** What is needed **
Check each line of the records below for the word "CÔNG" and copy those where it appears.

--- Data for this task ---

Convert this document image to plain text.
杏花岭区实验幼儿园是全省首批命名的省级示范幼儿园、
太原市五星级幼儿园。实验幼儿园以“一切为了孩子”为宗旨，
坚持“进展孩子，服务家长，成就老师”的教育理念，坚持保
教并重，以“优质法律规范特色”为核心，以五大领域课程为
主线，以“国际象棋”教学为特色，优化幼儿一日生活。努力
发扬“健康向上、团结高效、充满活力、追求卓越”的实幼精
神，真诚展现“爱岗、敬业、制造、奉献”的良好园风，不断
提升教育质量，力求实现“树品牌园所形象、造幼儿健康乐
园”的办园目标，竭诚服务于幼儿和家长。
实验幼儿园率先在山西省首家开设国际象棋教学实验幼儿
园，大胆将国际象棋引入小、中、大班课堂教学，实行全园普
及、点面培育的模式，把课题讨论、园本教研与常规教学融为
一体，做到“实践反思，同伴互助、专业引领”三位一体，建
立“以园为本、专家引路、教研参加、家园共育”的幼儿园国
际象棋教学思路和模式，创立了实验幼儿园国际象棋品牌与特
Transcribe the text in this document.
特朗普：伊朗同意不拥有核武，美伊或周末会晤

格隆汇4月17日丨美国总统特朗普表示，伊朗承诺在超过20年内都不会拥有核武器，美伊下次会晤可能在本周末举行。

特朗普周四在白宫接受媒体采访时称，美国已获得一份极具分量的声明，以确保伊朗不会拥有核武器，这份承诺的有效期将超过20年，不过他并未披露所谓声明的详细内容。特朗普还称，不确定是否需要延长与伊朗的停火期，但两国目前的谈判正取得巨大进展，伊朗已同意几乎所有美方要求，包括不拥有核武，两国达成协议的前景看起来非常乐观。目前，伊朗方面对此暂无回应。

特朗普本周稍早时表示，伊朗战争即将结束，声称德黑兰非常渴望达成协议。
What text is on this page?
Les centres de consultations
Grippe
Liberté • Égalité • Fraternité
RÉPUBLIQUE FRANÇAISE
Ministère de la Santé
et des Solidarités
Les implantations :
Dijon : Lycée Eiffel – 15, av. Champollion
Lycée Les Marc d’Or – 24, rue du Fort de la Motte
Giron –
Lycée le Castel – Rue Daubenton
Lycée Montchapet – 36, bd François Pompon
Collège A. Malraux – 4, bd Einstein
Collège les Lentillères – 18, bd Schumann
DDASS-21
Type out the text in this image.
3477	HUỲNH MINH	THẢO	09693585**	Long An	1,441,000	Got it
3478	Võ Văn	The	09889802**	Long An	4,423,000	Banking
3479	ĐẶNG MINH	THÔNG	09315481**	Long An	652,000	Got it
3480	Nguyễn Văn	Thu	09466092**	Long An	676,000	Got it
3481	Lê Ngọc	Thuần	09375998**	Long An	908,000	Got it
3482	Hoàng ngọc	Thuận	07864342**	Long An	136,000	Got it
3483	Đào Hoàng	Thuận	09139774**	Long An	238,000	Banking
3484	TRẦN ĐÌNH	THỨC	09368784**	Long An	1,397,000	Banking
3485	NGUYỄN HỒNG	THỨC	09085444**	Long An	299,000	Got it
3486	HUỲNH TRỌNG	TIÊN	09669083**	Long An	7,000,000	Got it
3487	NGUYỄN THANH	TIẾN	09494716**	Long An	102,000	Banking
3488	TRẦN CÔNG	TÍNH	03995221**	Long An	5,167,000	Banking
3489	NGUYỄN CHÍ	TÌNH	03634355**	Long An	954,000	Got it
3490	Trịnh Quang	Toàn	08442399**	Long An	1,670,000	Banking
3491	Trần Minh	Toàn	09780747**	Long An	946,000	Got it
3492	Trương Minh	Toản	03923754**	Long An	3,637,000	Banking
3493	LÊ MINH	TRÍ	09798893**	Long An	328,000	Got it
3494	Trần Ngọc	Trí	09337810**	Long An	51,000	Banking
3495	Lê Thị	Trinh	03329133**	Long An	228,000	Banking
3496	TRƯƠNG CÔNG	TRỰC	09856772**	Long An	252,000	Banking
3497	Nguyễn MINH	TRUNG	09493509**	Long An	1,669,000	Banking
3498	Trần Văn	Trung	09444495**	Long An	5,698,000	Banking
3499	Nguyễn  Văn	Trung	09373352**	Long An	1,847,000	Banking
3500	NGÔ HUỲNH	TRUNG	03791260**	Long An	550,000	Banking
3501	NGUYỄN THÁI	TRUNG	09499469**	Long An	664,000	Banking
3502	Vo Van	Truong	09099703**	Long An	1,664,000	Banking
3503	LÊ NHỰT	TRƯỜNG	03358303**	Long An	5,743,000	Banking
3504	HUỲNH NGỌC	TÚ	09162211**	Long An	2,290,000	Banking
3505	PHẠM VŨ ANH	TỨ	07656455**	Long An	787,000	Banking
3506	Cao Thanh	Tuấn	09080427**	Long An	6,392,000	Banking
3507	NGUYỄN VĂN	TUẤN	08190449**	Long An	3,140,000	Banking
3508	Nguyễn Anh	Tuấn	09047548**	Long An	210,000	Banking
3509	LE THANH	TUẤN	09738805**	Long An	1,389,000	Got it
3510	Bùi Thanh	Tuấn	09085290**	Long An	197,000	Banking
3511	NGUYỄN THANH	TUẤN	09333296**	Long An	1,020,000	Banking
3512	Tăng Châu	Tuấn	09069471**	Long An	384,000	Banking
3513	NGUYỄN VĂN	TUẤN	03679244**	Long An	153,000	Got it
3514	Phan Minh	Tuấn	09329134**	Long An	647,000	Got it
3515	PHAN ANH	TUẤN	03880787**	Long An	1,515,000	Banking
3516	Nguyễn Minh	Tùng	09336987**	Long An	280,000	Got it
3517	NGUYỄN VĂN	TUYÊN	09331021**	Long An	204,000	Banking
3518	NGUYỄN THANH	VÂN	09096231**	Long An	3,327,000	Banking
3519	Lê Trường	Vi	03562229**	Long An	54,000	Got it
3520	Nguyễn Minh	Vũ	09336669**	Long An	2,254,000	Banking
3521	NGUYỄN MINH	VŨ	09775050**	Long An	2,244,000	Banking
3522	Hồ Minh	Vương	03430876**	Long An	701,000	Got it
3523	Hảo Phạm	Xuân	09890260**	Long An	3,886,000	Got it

---

** Answer to this exercise **
3488	TRẦN CÔNG	TÍNH	03995221**	Long An	5,167,000	Banking
3496	TRƯƠNG CÔNG	TRỰC	09856772**	Long An	252,000	Banking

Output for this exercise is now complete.